* [Extract provided]
· · · · ·

`What is Numpy?`


NumPy stands for numerical python and it's an open source numerical library used for working with mathematical functions with multidimensional array and matrix data structures.

It's a very common library used in data science and machine learning.


`Why do we use Numpy?`

A normal python list is actually a group of pointers to separate python objects. for example, pointing to the individual python number objects inside of the list.

A numpy array is designed to be an array of uniform values without using extra memory space for type pointers.

This makes it much more efficient and actually use a lot less memory than a normal python list.

NumPy can also read in information faster than normal python and has lots of convenient broadcasting operations that can be performed across array dimensions.

`Operations`

**Numpy arrays and matrices**

In [None]:
import numpy as np

In [None]:
mylist = [1,2,3]
np.array(mylist)

nested_lst = [[1,2],[6,3], [3,4]]
np.array(nested_lst) # 2D matrix with 3 rows and 2 columns
# we can see the dimension by the number of the brackets

#built in ways to generate arrays
np.arange(0,10) # 0 upto and not including 10
np.arrange(0,10,2) #optional step size #quick way to get even numbers

# Often in DS/ML we want to quickly create arrays of just 0s
np.zeros(3) np.zeros((4,4))
np.ones(3) np.ones((3,10))

np.linspace(0,10,3)
np.linspace(0,10,21) #evenly spaced numbers
np.eye(5) #1 along the diagnol #by definition identity matrix is always square

#random functionalitites
#different bunch of random function calls
#many types of random distribution we can call from
np.random.
# 2 random numbers within a uniform distribution between 0 and 1
np.random.rand(2)
np.random.rand(3,4) # for matrix
# from standard normal distribution (centered/mean 0 variance 1)
np.random.randn(5,5)
# simulating people's ages
np.random.randint(1,100)
np.random.randint(1,100,10)
np.random.randint(1,100,(2,3))
#arbitrary number choice #important for reproducability sake # run in same cell
np.random.seed(101)
np.random.rand(4)

arr = np.arange(25)
arr.shape # just one dimension
arr.reshape(5,5) # not possible for dimensions that deosn't make sense
ranarr = np.random.randint(0,50,10)
ranarr.max() ranarr.argmax() #index location of my max value
ranarr.min() ranarr.argmin()
ranarr.dtype # grab the data type in the array

**Indexing and Slicing**

In [None]:
arr = np.arange(0,11)

· · · · ·

(Box annotation data)
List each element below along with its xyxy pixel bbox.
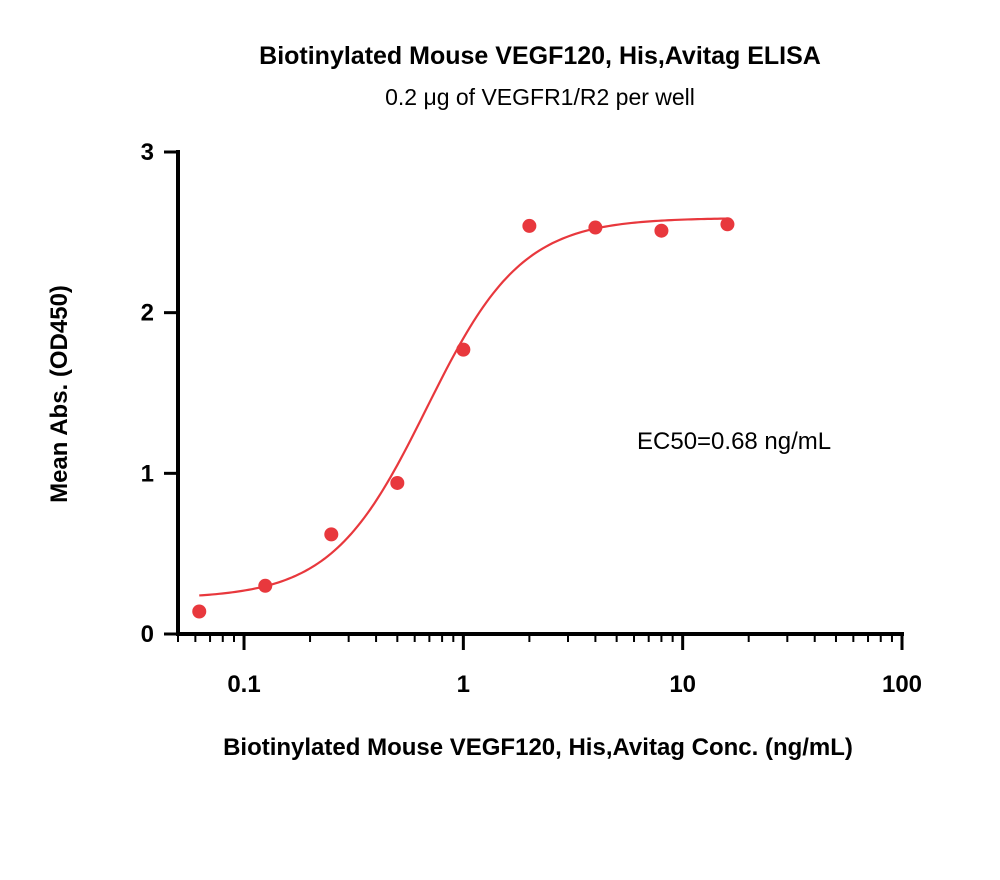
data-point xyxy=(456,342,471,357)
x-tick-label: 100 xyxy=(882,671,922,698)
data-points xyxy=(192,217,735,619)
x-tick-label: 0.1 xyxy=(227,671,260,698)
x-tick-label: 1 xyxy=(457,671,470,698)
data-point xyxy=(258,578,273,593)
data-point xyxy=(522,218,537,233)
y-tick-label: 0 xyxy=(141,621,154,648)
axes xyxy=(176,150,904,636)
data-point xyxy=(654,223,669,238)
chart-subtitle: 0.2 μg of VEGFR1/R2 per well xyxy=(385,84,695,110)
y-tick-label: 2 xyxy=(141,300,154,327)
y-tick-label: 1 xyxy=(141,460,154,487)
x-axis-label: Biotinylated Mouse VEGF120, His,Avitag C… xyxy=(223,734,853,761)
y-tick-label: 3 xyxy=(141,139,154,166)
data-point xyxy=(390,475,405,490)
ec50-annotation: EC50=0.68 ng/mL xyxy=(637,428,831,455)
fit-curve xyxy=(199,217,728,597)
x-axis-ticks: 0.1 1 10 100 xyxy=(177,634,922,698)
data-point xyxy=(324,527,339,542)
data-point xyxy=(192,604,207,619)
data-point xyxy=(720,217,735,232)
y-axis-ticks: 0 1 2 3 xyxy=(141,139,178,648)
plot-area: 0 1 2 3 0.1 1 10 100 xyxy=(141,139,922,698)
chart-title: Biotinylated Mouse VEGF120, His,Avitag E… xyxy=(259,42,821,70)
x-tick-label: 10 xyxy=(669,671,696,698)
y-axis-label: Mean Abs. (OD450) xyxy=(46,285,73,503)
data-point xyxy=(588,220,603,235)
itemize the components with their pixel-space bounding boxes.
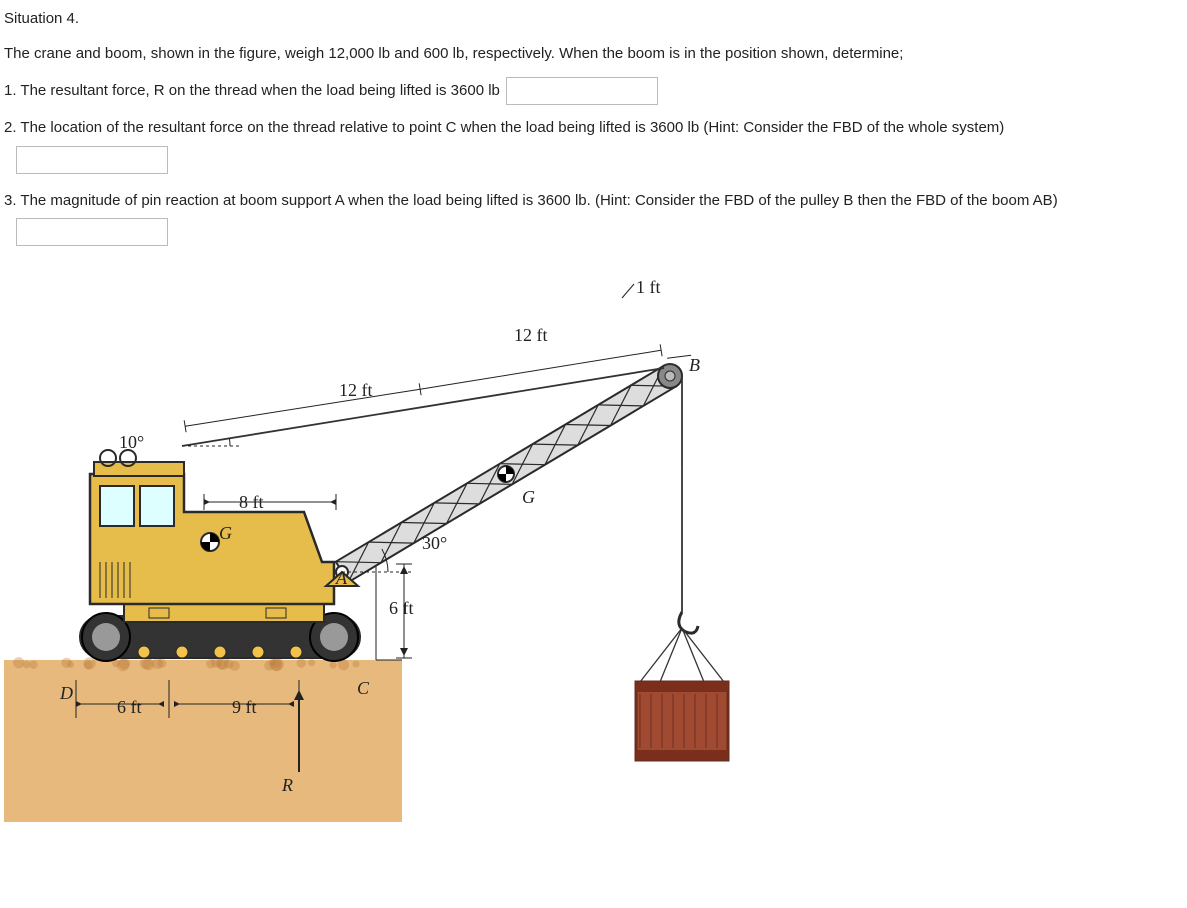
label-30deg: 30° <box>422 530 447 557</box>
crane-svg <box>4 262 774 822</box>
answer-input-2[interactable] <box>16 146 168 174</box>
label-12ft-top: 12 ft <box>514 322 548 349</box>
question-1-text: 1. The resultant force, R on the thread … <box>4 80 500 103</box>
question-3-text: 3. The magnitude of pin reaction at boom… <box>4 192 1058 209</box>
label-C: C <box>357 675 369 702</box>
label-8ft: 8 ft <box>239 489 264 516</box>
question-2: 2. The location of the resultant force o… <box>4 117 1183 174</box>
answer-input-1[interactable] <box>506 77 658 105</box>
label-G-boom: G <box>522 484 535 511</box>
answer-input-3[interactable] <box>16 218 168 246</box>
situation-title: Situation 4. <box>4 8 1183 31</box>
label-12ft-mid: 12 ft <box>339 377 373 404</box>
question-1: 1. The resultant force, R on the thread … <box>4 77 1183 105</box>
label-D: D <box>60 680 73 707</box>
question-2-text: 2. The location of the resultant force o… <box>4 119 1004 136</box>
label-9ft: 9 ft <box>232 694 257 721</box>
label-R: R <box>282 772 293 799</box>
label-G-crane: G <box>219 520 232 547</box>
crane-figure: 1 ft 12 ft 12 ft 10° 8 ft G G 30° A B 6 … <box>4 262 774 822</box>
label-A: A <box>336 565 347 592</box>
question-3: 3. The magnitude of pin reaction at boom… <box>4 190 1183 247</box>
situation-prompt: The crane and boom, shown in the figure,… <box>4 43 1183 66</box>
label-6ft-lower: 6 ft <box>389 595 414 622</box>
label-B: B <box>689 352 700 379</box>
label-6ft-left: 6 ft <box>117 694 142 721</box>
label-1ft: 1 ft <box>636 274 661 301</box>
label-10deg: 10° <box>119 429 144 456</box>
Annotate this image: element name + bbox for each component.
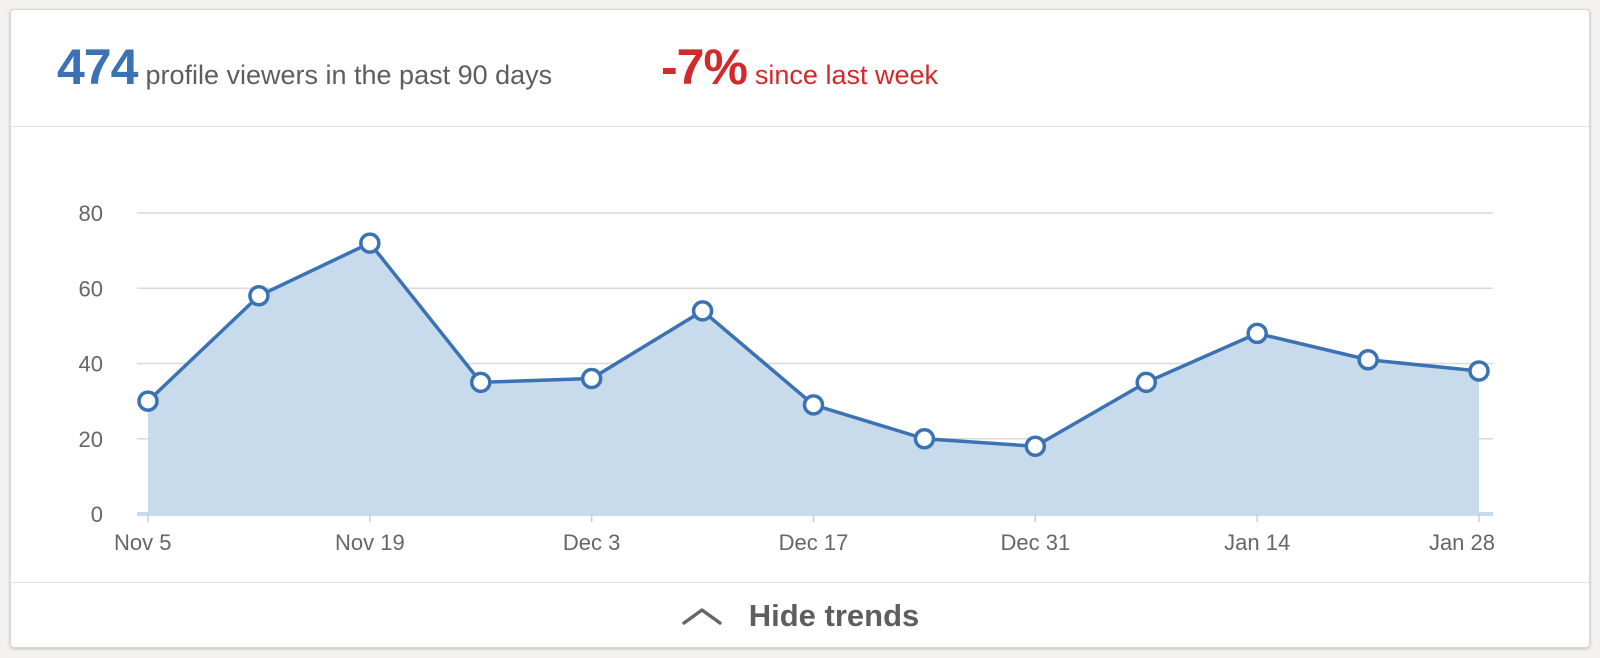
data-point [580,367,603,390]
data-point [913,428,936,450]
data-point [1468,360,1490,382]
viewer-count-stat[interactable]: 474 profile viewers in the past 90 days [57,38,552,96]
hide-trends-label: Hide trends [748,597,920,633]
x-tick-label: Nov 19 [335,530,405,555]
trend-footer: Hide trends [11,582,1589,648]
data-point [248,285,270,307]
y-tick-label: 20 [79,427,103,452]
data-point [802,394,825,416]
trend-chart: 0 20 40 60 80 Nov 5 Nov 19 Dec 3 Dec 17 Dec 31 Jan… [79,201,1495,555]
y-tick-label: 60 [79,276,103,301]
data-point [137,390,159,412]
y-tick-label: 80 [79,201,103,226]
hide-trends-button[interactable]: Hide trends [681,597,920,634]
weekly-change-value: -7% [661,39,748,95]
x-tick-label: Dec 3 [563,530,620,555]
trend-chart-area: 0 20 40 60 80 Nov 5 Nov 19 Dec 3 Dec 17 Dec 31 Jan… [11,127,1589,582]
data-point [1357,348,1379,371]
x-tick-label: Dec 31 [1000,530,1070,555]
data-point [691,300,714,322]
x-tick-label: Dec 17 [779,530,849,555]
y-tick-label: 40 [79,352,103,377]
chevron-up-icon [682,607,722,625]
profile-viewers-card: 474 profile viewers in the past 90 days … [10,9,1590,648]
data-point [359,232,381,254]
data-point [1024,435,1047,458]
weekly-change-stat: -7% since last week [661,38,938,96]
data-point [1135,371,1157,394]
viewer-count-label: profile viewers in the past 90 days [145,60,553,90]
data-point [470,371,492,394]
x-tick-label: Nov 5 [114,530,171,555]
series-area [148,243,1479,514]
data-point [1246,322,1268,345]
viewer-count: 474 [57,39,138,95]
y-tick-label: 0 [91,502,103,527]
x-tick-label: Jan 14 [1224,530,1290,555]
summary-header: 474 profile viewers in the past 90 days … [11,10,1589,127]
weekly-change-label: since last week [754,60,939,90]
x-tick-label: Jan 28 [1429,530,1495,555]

· · · · ·

* [Instruction 1]
Rewrite the paragraph in the NumPy notes that begins "NumPy can also read in information" as a short list, keeping its main facts.
* [Instruction 2]
Repeat the part of the NumPy notes from "# 2 random numbers" up to and including "np.random.randint(1,100,10)".

* [Correct result 1]
- NumPy reads in information faster than normal Python.
- It has many convenient broadcasting operations that work across array dimensions.

* [Correct result 2]
# 2 random numbers within a uniform distribution between 0 and 1
np.random.rand(2)
np.random.rand(3,4) # for matrix
# from standard normal distribution (centered/mean 0 variance 1)
np.random.randn(5,5)
# simulating people's ages
np.random.randint(1,100)
np.random.randint(1,100,10)